Selected text:
= = = = = = =

OWC has launched several new solutions for early 2020, two of them being RAID capable. With the updated Thunderbay 4 mini already through the lab, we turn our focus to the Mercury Elite Pro Dock.
A new emerging trend in desktop dock solutions has been the addition of mechanical storage. Seagate introduced the FireCuda Gaming Dock at CES 2020, and at that same time, OWC was readying the Mercury Elite Pro.
The Mercury Elite Pro does offer a bit more flexibility with its storage configuration, even offering a diskless option for those that already have spare drives handy. For those that don't, you can pick up dual drive models anywhere from 4TB with a 2x2 configuration to 32TB in a 2x16 configuration.
Additional connectivity provided by the Elite Pro includes UHS-II, USB 3.2 Gen 1, Gigabit Ethernet, and DisplayPort. You will also find two Thunderbolt 3 with host and daisy chain support.
The MSRP of the OWC Mercury Elite Pro Dock comes in at $279.99 diskless and $429.99 in the 4TB configuration tested here today. All models include a three-year warranty.

= = = = = = =

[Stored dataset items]

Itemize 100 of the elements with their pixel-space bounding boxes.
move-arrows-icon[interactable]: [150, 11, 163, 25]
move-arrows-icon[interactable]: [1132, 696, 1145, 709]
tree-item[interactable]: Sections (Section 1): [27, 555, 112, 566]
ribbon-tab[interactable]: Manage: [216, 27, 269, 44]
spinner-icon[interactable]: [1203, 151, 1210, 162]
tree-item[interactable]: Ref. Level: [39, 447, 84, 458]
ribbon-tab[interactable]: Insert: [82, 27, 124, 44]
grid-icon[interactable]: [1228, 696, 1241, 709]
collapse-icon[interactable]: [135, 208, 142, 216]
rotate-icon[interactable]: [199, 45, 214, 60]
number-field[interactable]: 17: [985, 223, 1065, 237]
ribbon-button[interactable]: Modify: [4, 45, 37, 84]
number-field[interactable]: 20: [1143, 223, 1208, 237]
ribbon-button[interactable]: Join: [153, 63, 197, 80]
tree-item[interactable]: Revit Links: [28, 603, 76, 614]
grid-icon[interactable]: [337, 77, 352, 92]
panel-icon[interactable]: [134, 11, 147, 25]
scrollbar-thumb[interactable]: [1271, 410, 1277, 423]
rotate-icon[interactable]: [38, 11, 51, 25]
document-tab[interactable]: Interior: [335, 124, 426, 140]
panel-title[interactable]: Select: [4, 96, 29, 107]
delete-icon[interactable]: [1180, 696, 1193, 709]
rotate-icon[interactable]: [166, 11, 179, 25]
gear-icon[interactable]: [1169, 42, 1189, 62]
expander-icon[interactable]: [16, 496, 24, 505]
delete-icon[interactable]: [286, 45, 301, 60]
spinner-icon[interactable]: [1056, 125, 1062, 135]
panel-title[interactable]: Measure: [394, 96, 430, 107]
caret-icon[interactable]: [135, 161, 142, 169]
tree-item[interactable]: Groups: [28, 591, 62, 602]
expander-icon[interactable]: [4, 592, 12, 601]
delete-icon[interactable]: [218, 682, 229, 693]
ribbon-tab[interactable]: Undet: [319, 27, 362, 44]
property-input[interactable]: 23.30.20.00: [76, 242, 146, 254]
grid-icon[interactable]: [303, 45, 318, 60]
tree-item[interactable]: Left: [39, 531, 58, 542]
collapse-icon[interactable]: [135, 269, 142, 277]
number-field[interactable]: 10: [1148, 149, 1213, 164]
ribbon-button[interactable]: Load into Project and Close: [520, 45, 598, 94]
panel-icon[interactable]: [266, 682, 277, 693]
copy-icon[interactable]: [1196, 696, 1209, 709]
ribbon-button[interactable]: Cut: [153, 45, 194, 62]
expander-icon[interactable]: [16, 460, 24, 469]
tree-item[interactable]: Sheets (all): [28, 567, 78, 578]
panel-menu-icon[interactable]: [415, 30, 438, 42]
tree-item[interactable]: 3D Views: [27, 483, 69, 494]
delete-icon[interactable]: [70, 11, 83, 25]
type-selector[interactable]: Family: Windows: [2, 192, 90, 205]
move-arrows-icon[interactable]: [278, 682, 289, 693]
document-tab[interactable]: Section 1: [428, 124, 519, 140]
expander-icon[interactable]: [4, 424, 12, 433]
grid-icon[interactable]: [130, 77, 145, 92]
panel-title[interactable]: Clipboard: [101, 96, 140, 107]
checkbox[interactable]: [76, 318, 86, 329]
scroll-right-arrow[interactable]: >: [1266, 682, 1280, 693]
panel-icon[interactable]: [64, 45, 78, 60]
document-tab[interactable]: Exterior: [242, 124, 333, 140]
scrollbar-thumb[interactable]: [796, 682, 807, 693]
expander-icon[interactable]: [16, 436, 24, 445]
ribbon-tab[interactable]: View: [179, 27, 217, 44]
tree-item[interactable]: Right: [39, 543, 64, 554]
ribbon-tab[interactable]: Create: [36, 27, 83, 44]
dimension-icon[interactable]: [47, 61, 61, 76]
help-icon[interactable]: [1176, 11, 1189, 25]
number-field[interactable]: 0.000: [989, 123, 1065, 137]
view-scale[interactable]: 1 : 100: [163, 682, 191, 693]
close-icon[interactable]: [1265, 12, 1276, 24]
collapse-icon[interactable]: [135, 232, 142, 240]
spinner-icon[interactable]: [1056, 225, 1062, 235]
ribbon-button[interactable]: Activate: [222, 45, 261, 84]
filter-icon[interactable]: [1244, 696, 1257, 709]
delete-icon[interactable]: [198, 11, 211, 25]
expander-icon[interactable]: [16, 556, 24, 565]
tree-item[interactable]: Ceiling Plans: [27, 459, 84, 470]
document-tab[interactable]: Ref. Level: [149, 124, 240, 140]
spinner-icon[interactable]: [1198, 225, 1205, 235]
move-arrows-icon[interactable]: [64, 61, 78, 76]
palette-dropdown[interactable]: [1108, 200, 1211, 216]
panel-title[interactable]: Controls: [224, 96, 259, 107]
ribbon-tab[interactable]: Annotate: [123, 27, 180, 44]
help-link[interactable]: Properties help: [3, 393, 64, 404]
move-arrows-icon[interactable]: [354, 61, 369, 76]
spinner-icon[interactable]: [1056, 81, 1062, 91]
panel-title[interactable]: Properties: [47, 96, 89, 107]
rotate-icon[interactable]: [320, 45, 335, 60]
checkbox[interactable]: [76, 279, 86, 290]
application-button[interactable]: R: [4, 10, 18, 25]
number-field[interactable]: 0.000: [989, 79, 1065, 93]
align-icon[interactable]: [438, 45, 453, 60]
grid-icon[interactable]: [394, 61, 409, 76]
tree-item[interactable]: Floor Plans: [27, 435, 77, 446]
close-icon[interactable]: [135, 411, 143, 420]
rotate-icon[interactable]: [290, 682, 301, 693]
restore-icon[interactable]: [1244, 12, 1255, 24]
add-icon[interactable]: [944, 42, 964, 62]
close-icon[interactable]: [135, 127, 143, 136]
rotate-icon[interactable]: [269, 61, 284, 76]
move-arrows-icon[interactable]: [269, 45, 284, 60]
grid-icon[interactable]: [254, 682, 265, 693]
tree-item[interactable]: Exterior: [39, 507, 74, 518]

= = = = = = =

Work instruction 1: Return the part of the Mercury Elite Pro Dock text word for word, beginning at the words "A new emerging" and stopping after "Mercury Elite Pro.".
Work instruction 2: Resume the Mercury Elite Pro Dock text, picking up right after its final sentence.

Reply 1:
A new emerging trend in desktop dock solutions has been the addition of mechanical storage. Seagate introduced the FireCuda Gaming Dock at CES 2020, and at that same time, OWC was readying the Mercury Elite Pro.

Reply 2:
The packaging follows right along with many products we have seen from OWC - blue on white box image of the enclosure centered. We have capacity listed with a gray sticker and connectivity along the bottom.
Unboxing, the enclosure houses the UHS-II reader on the front along with activity LEDs for each of the two drives installed.
On the back, we start with two USB 3.2 Gen 1 ports at the top and Gigabit ethernet to the right. Thunderbolt 3 stretches the left side, with DP just below.
Internally, the Mercury Elite Pro ships with Seagate Barracuda drives.
The Mercury Elite Pro is a multiplatform capable solution, and as such, formatting software has been included.
You have the choice to choose between a simple single partition or dual partition.
For testing, we did not change the configuration of the Mercury Elite Pro though it does support JBOD and RAID 1 along with the factory configured RAID 0. That said, 460 MB/s read and 427 MB/s write were easily attainable.
One oddity we found with the Mercury Elite Pro was specifications told us this is an SD 4.0 port and testing with our Extreme Pro from SanDisk, we found performance to peak at 95 MB/s read and 51 MB/s write.
Checking in on the rear-mounted USB 3.2 Gen 1 ports, we used our SanDisk Portable SSD to reach 376 MB/s read and 334 MB/s write.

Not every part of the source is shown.